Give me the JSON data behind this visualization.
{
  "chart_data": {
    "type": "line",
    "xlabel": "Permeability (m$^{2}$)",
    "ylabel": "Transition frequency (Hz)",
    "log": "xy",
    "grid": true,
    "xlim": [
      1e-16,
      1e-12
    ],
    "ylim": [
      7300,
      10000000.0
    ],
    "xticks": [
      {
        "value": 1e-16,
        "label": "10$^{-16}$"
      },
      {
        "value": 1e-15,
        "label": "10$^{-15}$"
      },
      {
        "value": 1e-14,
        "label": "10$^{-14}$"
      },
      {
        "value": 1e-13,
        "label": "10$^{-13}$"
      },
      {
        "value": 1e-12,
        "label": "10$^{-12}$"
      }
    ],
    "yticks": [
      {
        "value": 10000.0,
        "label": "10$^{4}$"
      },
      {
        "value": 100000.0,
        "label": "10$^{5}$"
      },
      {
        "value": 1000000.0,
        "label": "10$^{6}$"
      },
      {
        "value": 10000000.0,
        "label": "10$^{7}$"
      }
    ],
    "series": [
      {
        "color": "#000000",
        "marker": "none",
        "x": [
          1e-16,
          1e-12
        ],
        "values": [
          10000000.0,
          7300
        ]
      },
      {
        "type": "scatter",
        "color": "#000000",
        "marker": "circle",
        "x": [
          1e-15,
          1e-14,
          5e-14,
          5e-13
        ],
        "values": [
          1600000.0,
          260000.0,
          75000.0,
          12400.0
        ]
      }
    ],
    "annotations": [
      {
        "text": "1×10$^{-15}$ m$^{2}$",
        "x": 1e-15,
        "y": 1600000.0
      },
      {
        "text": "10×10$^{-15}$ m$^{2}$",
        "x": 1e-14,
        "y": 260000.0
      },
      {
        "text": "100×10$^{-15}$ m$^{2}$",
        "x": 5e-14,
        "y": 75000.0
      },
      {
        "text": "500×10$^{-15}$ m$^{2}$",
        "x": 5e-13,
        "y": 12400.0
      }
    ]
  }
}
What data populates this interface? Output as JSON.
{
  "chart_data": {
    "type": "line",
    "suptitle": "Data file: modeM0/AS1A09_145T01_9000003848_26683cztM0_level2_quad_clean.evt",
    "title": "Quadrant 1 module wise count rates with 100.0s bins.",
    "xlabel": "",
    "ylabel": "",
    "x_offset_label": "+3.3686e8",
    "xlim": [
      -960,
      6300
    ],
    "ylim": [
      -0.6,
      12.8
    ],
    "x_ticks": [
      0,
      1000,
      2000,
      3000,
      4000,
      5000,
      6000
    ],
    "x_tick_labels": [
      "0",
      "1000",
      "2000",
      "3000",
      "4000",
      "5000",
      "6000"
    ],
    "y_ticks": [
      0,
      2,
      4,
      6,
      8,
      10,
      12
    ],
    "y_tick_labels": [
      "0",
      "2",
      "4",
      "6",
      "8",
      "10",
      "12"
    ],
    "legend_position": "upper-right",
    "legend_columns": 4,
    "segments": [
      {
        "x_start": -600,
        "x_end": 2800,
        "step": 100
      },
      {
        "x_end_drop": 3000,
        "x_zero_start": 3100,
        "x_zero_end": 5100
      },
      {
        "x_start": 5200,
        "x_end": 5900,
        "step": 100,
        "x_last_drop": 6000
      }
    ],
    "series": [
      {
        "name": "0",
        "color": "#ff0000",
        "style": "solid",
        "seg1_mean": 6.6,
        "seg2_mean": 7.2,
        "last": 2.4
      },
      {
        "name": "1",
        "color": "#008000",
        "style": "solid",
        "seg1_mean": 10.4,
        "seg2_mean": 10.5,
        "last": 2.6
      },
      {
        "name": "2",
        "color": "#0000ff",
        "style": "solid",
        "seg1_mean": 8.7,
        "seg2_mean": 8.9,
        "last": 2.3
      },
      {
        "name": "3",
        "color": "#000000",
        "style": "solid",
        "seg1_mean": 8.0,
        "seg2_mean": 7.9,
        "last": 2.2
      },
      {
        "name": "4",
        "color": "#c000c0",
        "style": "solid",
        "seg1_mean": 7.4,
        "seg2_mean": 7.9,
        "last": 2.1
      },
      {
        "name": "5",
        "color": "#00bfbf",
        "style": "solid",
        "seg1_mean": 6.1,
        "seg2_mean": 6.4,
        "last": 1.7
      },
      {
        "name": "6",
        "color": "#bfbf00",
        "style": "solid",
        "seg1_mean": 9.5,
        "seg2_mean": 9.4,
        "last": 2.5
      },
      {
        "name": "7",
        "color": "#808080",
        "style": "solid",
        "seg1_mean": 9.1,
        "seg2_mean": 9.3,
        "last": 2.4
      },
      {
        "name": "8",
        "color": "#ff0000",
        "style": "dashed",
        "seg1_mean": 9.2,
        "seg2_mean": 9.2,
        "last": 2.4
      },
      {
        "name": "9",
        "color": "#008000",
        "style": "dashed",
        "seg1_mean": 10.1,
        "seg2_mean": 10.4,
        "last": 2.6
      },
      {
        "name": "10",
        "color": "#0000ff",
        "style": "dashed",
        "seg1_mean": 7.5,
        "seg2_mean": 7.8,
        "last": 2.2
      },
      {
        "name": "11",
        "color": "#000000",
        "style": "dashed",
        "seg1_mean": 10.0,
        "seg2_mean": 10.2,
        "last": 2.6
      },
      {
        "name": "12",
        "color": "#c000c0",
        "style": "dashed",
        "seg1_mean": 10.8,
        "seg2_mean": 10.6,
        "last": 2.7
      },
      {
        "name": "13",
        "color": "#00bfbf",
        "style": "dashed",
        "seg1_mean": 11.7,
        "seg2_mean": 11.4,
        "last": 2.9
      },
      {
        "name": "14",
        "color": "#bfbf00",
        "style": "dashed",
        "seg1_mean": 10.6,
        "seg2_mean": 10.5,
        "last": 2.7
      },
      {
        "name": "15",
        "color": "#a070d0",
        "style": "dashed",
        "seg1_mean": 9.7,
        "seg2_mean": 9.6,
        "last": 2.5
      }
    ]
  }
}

####

### WHAT IS EXPECTED:
Each line above must be reproduced exactly as it stands.

### ANSWER FOR THE TASK:
Give me the JSON data behind this visualization.
{
  "chart_data": {
    "type": "line",
    "xlabel": "Permeability (m$^{2}$)",
    "ylabel": "Transition frequency (Hz)",
    "log": "xy",
    "grid": true,
    "xlim": [
      1e-16,
      1e-12
    ],
    "ylim": [
      7300,
      10000000.0
    ],
    "xticks": [
      {
        "value": 1e-16,
        "label": "10$^{-16}$"
      },
      {
        "value": 1e-15,
        "label": "10$^{-15}$"
      },
      {
        "value": 1e-14,
        "label": "10$^{-14}$"
      },
      {
        "value": 1e-13,
        "label": "10$^{-13}$"
      },
      {
        "value": 1e-12,
        "label": "10$^{-12}$"
      }
    ],
    "yticks": [
      {
        "value": 10000.0,
        "label": "10$^{4}$"
      },
      {
        "value": 100000.0,
        "label": "10$^{5}$"
      },
      {
        "value": 1000000.0,
        "label": "10$^{6}$"
      },
      {
        "value": 10000000.0,
        "label": "10$^{7}$"
      }
    ],
    "series": [
      {
        "color": "#000000",
        "marker": "none",
        "x": [
          1e-16,
          1e-12
        ],
        "values": [
          10000000.0,
          7300
        ]
      },
      {
        "type": "scatter",
        "color": "#000000",
        "marker": "circle",
        "x": [
          1e-15,
          1e-14,
          5e-14,
          5e-13
        ],
        "values": [
          1600000.0,
          260000.0,
          75000.0,
          12400.0
        ]
      }
    ],
    "annotations": [
      {
        "text": "1×10$^{-15}$ m$^{2}$",
        "x": 1e-15,
        "y": 1600000.0
      },
      {
        "text": "10×10$^{-15}$ m$^{2}$",
        "x": 1e-14,
        "y": 260000.0
      },
      {
        "text": "100×10$^{-15}$ m$^{2}$",
        "x": 5e-14,
        "y": 75000.0
      },
      {
        "text": "500×10$^{-15}$ m$^{2}$",
        "x": 5e-13,
        "y": 12400.0
      }
    ]
  }
}
What data populates this interface? Output as JSON.
{
  "chart_data": {
    "type": "line",
    "suptitle": "Data file: modeM0/AS1A09_145T01_9000003848_26683cztM0_level2_quad_clean.evt",
    "title": "Quadrant 1 module wise count rates with 100.0s bins.",
    "xlabel": "",
    "ylabel": "",
    "x_offset_label": "+3.3686e8",
    "xlim": [
      -960,
      6300
    ],
    "ylim": [
      -0.6,
      12.8
    ],
    "x_ticks": [
      0,
      1000,
      2000,
      3000,
      4000,
      5000,
      6000
    ],
    "x_tick_labels": [
      "0",
      "1000",
      "2000",
      "3000",
      "4000",
      "5000",
      "6000"
    ],
    "y_ticks": [
      0,
      2,
      4,
      6,
      8,
      10,
      12
    ],
    "y_tick_labels": [
      "0",
      "2",
      "4",
      "6",
      "8",
      "10",
      "12"
    ],
    "legend_position": "upper-right",
    "legend_columns": 4,
    "segments": [
      {
        "x_start": -600,
        "x_end": 2800,
        "step": 100
      },
      {
        "x_end_drop": 3000,
        "x_zero_start": 3100,
        "x_zero_end": 5100
      },
      {
        "x_start": 5200,
        "x_end": 5900,
        "step": 100,
        "x_last_drop": 6000
      }
    ],
    "series": [
      {
        "name": "0",
        "color": "#ff0000",
        "style": "solid",
        "seg1_mean": 6.6,
        "seg2_mean": 7.2,
        "last": 2.4
      },
      {
        "name": "1",
        "color": "#008000",
        "style": "solid",
        "seg1_mean": 10.4,
        "seg2_mean": 10.5,
        "last": 2.6
      },
      {
        "name": "2",
        "color": "#0000ff",
        "style": "solid",
        "seg1_mean": 8.7,
        "seg2_mean": 8.9,
        "last": 2.3
      },
      {
        "name": "3",
        "color": "#000000",
        "style": "solid",
        "seg1_mean": 8.0,
        "seg2_mean": 7.9,
        "last": 2.2
      },
      {
        "name": "4",
        "color": "#c000c0",
        "style": "solid",
        "seg1_mean": 7.4,
        "seg2_mean": 7.9,
        "last": 2.1
      },
      {
        "name": "5",
        "color": "#00bfbf",
        "style": "solid",
        "seg1_mean": 6.1,
        "seg2_mean": 6.4,
        "last": 1.7
      },
      {
        "name": "6",
        "color": "#bfbf00",
        "style": "solid",
        "seg1_mean": 9.5,
        "seg2_mean": 9.4,
        "last": 2.5
      },
      {
        "name": "7",
        "color": "#808080",
        "style": "solid",
        "seg1_mean": 9.1,
        "seg2_mean": 9.3,
        "last": 2.4
      },
      {
        "name": "8",
        "color": "#ff0000",
        "style": "dashed",
        "seg1_mean": 9.2,
        "seg2_mean": 9.2,
        "last": 2.4
      },
      {
        "name": "9",
        "color": "#008000",
        "style": "dashed",
        "seg1_mean": 10.1,
        "seg2_mean": 10.4,
        "last": 2.6
      },
      {
        "name": "10",
        "color": "#0000ff",
        "style": "dashed",
        "seg1_mean": 7.5,
        "seg2_mean": 7.8,
        "last": 2.2
      },
      {
        "name": "11",
        "color": "#000000",
        "style": "dashed",
        "seg1_mean": 10.0,
        "seg2_mean": 10.2,
        "last": 2.6
      },
      {
        "name": "12",
        "color": "#c000c0",
        "style": "dashed",
        "seg1_mean": 10.8,
        "seg2_mean": 10.6,
        "last": 2.7
      },
      {
        "name": "13",
        "color": "#00bfbf",
        "style": "dashed",
        "seg1_mean": 11.7,
        "seg2_mean": 11.4,
        "last": 2.9
      },
      {
        "name": "14",
        "color": "#bfbf00",
        "style": "dashed",
        "seg1_mean": 10.6,
        "seg2_mean": 10.5,
        "last": 2.7
      },
      {
        "name": "15",
        "color": "#a070d0",
        "style": "dashed",
        "seg1_mean": 9.7,
        "seg2_mean": 9.6,
        "last": 2.5
      }
    ]
  }
}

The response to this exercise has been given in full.